What the task asks —
Provide the count of lines that hold "years" and no other output.

Data section —
▽
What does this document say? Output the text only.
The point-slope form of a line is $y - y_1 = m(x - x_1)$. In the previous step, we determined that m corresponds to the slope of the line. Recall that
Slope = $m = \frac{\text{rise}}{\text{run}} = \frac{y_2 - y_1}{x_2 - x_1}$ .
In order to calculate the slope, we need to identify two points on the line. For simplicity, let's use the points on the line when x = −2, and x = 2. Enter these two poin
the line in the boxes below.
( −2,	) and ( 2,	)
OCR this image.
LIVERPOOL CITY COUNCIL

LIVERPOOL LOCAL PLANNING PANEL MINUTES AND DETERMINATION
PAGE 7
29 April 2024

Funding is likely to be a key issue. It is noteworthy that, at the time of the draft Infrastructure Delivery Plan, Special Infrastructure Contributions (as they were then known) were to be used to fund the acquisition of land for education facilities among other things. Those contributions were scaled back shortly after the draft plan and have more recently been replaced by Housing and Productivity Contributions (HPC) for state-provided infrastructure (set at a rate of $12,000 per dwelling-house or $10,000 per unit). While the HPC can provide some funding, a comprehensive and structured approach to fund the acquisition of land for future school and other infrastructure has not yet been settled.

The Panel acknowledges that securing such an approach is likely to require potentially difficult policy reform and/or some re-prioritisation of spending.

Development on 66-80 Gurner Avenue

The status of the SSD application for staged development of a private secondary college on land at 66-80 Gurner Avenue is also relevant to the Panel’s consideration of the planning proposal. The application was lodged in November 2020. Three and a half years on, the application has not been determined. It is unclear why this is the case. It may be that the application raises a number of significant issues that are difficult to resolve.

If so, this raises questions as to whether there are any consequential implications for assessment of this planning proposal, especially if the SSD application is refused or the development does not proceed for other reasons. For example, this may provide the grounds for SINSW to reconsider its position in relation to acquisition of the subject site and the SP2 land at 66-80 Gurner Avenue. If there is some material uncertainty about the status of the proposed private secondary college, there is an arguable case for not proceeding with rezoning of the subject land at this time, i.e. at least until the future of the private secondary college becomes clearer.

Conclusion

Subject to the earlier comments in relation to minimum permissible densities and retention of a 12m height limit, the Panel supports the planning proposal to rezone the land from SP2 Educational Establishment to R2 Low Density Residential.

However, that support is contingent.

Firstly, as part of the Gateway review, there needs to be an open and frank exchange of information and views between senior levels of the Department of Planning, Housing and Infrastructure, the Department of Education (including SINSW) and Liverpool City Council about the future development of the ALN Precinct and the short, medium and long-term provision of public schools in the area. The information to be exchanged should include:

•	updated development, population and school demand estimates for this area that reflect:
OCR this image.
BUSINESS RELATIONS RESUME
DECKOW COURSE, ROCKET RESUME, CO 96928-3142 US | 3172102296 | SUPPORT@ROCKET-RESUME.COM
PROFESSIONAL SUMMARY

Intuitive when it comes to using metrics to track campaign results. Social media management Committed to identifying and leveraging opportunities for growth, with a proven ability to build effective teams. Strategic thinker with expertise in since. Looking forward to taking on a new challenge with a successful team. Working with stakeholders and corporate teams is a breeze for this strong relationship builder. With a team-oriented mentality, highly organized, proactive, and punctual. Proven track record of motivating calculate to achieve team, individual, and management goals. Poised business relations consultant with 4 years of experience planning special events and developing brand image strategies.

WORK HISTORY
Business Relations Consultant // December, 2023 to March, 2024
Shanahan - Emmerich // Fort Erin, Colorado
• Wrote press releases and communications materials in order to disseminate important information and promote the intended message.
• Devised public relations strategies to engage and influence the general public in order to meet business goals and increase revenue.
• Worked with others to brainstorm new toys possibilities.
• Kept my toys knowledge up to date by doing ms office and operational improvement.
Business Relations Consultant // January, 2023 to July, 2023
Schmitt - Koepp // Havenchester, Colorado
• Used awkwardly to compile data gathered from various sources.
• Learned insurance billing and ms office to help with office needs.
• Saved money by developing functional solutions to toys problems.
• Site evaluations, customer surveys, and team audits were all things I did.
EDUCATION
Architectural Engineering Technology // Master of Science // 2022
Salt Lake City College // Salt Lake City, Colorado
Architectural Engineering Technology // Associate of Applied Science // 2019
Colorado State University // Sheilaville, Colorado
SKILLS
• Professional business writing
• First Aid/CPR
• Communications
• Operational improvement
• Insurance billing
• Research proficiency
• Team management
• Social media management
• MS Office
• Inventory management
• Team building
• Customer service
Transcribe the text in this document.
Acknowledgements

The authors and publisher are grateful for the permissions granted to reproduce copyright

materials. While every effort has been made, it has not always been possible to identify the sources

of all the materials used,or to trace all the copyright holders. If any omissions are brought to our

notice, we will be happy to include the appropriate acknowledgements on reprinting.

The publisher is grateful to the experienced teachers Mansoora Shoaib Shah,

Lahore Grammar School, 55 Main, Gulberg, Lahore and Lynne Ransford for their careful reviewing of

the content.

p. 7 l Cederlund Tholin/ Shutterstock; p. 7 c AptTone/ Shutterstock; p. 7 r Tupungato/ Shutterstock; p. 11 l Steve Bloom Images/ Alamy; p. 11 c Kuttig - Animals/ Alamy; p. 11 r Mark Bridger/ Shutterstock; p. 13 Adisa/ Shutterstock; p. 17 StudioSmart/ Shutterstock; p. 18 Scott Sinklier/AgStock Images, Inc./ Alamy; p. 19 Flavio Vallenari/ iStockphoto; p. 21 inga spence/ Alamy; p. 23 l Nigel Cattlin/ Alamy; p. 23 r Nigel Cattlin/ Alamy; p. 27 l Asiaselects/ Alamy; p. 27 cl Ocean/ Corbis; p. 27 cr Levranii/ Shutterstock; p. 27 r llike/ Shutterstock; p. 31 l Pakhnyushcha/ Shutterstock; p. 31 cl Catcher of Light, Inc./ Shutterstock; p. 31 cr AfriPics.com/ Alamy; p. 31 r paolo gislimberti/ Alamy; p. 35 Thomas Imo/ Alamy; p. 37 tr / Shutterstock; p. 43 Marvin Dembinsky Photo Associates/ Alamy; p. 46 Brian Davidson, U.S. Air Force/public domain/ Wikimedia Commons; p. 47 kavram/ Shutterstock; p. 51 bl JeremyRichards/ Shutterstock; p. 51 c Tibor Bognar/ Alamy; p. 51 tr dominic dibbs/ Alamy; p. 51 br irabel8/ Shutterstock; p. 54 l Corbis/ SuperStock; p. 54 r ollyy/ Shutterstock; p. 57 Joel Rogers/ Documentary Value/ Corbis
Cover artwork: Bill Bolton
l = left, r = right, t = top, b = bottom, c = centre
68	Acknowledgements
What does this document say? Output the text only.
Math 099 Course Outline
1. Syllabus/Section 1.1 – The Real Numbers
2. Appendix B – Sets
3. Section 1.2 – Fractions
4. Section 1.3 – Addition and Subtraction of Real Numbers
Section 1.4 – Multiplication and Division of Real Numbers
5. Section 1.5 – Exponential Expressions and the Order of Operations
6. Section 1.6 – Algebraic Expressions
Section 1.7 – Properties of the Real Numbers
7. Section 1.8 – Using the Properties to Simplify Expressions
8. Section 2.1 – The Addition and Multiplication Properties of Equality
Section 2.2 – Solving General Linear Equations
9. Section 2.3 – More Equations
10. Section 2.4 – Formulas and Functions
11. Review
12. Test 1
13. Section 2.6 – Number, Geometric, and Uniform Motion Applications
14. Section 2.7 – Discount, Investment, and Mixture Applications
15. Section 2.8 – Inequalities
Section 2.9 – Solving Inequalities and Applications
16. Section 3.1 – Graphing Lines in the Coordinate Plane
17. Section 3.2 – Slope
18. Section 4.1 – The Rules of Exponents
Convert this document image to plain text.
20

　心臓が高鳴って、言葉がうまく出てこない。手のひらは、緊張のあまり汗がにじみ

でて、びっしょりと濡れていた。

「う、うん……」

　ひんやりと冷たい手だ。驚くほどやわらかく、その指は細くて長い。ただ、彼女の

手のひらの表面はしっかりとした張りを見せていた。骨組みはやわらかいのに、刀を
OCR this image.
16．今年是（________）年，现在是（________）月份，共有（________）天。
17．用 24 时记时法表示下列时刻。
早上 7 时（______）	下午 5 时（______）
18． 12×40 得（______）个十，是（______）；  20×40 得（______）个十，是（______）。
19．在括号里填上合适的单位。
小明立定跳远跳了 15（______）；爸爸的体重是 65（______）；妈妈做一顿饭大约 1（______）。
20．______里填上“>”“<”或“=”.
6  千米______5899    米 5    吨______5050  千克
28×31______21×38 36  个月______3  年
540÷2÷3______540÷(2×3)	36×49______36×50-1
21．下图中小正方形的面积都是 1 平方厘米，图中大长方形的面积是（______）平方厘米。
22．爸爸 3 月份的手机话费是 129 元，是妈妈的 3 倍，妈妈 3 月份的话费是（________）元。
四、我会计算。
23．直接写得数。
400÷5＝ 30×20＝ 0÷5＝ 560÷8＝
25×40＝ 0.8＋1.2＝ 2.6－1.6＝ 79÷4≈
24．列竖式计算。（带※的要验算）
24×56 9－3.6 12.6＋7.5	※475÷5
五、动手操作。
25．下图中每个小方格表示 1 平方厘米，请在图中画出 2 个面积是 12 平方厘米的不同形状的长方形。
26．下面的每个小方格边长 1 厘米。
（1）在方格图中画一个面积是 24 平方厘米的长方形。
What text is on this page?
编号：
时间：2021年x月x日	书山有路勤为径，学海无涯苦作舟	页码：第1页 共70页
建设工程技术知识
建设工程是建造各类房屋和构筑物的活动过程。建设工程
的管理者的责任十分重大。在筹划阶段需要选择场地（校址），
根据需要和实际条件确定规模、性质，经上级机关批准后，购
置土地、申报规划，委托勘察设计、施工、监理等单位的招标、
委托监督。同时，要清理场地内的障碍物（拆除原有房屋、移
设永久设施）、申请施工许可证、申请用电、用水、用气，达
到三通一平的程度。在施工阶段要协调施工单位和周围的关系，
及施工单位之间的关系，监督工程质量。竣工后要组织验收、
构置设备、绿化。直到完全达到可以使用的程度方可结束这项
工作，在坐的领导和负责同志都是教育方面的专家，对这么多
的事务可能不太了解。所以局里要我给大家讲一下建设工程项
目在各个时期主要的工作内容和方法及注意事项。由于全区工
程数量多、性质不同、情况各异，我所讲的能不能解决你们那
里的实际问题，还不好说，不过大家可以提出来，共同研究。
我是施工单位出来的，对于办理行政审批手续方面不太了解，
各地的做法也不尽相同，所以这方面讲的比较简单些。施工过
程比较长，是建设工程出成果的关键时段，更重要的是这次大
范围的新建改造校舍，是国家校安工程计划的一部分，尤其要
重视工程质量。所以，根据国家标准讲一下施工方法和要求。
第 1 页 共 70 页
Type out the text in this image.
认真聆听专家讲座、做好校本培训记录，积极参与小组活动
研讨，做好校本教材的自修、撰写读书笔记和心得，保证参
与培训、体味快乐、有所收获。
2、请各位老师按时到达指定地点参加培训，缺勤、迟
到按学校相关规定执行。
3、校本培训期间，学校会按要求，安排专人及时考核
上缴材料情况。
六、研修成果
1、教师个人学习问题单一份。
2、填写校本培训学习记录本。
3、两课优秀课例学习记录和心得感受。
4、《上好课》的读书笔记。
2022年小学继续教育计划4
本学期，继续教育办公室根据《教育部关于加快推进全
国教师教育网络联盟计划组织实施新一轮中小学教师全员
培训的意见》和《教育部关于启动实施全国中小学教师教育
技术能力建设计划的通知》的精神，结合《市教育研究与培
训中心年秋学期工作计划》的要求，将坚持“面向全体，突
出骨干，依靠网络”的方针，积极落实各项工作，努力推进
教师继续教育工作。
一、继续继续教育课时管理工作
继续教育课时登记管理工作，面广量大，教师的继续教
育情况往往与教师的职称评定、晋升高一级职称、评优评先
△
Task solution —
2